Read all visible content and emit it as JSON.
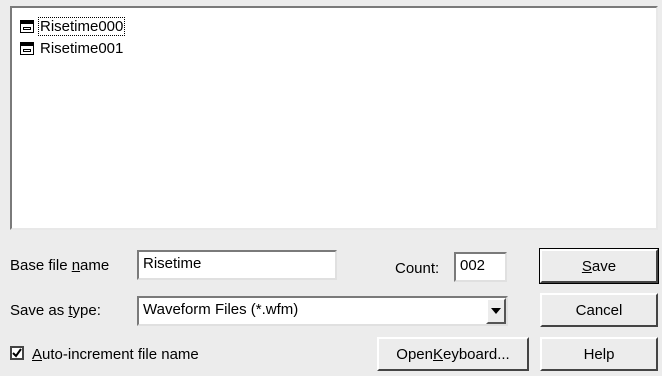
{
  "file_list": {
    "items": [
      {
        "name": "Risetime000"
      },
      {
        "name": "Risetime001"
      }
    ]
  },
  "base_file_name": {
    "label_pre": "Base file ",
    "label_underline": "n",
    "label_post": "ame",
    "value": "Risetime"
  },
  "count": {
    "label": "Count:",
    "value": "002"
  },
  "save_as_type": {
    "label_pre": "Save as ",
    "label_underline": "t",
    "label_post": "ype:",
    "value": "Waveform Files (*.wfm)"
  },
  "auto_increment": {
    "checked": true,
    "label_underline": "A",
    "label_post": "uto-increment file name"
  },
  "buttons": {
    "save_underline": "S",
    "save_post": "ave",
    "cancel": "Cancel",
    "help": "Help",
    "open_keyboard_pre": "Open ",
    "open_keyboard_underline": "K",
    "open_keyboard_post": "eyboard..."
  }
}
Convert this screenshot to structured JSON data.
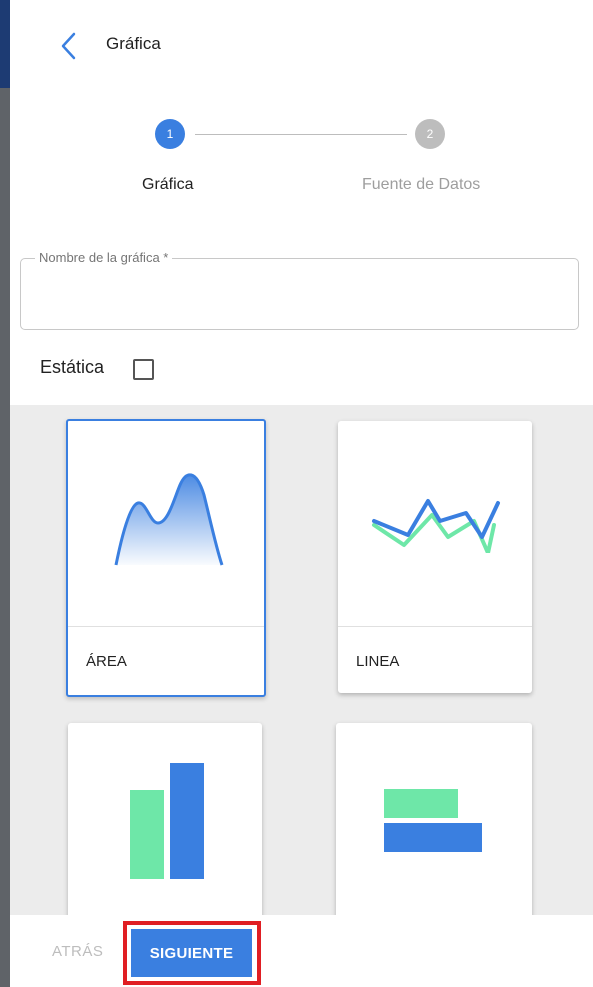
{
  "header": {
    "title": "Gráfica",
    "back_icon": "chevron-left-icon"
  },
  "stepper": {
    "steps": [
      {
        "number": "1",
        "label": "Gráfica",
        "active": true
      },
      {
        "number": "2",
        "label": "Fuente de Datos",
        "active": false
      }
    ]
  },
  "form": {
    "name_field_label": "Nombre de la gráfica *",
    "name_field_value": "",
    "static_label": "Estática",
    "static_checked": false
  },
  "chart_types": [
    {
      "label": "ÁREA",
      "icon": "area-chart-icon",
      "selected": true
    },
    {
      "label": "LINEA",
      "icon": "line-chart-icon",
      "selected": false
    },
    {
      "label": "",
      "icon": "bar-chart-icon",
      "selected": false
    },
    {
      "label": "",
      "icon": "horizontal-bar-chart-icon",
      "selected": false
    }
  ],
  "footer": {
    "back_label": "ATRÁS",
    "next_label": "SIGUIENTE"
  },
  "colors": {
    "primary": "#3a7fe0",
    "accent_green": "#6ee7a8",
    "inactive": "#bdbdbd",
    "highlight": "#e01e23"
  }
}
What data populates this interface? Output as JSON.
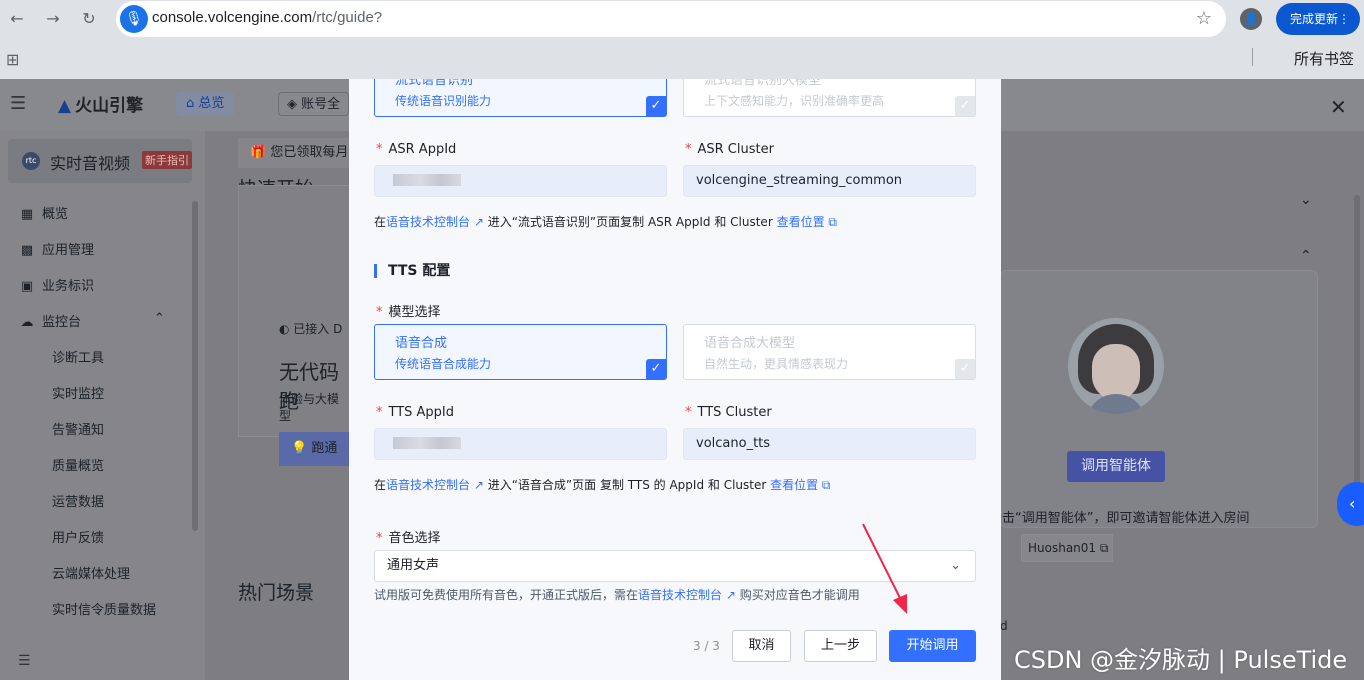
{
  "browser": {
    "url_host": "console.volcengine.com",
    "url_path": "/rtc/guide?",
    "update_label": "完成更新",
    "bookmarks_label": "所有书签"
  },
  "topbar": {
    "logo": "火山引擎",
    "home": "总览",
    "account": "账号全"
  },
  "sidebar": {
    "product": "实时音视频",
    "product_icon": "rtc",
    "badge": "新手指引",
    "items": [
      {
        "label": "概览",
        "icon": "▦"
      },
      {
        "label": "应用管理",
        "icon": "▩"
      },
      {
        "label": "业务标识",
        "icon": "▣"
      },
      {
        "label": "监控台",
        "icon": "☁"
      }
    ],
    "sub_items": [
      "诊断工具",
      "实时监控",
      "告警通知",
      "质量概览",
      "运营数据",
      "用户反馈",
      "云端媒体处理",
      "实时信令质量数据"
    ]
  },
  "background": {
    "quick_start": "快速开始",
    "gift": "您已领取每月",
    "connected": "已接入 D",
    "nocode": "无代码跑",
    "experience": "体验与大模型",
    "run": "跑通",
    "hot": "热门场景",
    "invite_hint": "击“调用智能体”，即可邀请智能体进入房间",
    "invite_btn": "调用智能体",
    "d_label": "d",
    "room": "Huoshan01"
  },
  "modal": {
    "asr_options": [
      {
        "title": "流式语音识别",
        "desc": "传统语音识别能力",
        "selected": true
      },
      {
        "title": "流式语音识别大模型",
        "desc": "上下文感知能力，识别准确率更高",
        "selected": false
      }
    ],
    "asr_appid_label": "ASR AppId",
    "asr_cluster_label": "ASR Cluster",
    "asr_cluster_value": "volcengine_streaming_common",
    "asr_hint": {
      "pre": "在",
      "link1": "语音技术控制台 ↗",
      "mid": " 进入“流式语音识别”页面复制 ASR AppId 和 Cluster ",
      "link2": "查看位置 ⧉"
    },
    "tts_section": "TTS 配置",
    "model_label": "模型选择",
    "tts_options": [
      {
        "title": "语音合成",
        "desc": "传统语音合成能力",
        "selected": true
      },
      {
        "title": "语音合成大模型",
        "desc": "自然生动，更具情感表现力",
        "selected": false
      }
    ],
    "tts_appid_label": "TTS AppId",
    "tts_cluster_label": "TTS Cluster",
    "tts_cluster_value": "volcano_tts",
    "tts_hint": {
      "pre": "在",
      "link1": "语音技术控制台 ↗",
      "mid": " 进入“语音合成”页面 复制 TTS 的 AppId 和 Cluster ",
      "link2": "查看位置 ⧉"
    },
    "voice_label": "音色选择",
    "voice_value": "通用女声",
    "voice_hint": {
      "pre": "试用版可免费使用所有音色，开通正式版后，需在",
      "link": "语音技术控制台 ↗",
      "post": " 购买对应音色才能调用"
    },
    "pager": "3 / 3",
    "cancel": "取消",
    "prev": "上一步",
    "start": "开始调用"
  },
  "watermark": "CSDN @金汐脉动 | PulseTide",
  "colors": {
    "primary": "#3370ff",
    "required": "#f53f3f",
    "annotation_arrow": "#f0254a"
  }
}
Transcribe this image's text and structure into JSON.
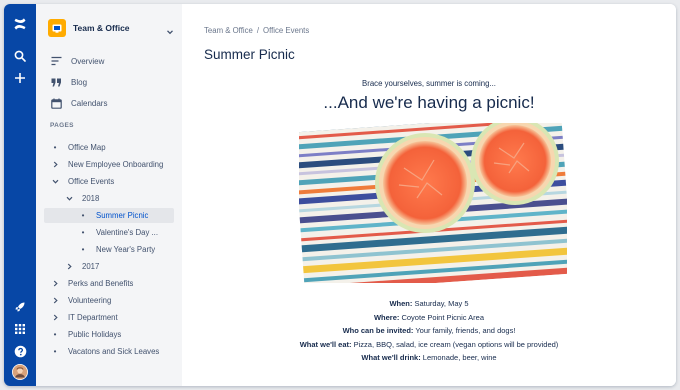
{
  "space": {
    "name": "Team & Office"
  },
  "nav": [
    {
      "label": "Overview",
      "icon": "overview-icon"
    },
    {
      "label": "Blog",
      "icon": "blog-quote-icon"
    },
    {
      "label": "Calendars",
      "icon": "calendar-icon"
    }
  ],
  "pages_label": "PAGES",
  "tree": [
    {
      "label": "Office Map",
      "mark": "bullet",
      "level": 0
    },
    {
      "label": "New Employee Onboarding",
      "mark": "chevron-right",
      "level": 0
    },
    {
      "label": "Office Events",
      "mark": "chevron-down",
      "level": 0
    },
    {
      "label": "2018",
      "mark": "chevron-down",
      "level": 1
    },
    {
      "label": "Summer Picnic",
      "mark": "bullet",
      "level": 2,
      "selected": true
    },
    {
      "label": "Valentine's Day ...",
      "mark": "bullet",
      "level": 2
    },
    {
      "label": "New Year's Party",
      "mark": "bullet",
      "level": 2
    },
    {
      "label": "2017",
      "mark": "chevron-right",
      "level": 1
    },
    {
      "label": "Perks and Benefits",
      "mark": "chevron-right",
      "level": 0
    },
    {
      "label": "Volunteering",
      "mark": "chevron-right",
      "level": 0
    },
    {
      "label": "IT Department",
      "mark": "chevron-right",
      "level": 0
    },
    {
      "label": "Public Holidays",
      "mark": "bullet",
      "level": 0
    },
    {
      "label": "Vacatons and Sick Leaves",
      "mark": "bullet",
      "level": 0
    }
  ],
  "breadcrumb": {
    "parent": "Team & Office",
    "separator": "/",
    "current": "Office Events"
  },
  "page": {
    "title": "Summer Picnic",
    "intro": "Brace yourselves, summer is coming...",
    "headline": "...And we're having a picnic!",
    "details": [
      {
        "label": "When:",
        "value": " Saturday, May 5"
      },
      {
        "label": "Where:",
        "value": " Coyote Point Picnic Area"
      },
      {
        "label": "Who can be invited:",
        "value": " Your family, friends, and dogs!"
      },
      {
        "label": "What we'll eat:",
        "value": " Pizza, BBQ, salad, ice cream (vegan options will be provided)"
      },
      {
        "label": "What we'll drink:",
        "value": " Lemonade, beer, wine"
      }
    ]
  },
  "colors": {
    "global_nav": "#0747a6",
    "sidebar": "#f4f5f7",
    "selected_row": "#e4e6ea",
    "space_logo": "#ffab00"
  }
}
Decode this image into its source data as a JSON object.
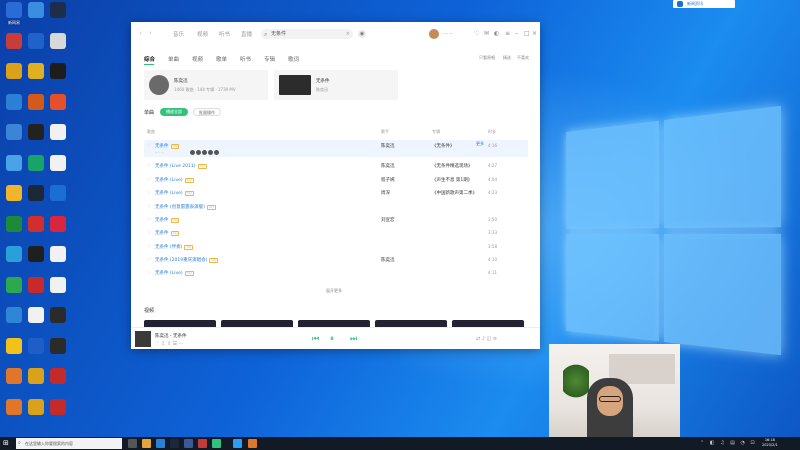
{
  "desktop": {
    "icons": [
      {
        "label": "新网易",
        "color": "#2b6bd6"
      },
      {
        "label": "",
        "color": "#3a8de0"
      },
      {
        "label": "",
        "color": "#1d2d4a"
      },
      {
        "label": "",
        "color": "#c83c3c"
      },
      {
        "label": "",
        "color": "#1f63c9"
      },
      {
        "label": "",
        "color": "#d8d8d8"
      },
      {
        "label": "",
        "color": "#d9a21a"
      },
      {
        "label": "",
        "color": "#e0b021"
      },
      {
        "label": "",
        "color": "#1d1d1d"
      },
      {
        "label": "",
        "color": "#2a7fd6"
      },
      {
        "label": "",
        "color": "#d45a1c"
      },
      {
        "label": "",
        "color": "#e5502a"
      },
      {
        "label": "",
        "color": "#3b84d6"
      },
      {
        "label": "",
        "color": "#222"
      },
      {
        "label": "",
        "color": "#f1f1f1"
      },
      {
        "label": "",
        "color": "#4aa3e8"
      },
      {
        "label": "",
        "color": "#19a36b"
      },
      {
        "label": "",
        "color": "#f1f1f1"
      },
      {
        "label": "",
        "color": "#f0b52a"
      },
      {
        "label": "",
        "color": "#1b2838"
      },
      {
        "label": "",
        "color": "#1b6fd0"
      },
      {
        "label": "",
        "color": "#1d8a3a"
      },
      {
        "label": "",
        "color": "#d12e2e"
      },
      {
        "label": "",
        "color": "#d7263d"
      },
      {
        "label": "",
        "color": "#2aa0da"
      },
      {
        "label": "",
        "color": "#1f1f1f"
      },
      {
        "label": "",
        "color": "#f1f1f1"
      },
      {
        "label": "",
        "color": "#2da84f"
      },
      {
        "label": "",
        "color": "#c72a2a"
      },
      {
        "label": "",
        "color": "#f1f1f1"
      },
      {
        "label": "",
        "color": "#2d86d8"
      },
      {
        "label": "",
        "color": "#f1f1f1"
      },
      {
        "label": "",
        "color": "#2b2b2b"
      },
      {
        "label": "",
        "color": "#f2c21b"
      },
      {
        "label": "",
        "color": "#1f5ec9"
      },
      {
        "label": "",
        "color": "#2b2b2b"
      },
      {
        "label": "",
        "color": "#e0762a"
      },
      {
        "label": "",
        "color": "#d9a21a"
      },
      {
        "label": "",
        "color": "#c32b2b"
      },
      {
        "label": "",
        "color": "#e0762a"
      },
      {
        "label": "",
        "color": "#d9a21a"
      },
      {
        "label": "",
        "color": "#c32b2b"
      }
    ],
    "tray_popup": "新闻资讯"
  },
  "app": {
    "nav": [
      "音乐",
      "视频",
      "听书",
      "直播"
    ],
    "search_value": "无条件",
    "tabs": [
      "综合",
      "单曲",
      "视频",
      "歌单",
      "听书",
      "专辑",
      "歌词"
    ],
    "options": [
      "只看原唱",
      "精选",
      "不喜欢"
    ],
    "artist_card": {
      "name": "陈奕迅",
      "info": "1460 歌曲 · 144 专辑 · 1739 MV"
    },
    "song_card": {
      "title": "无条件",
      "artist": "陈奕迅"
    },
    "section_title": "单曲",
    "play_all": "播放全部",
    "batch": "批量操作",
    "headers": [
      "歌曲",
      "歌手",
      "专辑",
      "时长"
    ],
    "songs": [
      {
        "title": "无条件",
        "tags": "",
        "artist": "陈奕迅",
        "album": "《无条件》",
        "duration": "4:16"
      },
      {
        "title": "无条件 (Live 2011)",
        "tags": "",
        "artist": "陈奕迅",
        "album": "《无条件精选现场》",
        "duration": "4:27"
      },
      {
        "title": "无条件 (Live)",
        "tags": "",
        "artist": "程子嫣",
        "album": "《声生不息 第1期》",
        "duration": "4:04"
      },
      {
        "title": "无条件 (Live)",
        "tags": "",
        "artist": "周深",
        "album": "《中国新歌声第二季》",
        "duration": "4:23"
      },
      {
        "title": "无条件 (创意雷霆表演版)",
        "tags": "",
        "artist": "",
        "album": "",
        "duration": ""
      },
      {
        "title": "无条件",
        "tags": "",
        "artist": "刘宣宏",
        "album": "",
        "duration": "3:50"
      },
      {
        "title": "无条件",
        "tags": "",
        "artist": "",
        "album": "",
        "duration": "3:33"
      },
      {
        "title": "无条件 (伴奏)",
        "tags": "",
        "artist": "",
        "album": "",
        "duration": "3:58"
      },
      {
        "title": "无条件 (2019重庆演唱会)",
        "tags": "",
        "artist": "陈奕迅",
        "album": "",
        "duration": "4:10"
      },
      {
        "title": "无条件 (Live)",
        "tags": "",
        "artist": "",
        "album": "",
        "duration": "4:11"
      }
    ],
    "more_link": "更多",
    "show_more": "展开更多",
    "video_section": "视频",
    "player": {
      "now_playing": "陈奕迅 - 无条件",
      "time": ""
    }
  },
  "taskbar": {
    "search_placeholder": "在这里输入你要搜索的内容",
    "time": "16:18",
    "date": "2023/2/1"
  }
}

--- Exercise ---
Copy all lines of the material above where the string "duration" occurs.

--- Answer to this task ---
        "duration": "4:16"
        "duration": "4:27"
        "duration": "4:04"
        "duration": "4:23"
        "duration": ""
        "duration": "3:50"
        "duration": "3:33"
        "duration": "3:58"
        "duration": "4:10"
        "duration": "4:11"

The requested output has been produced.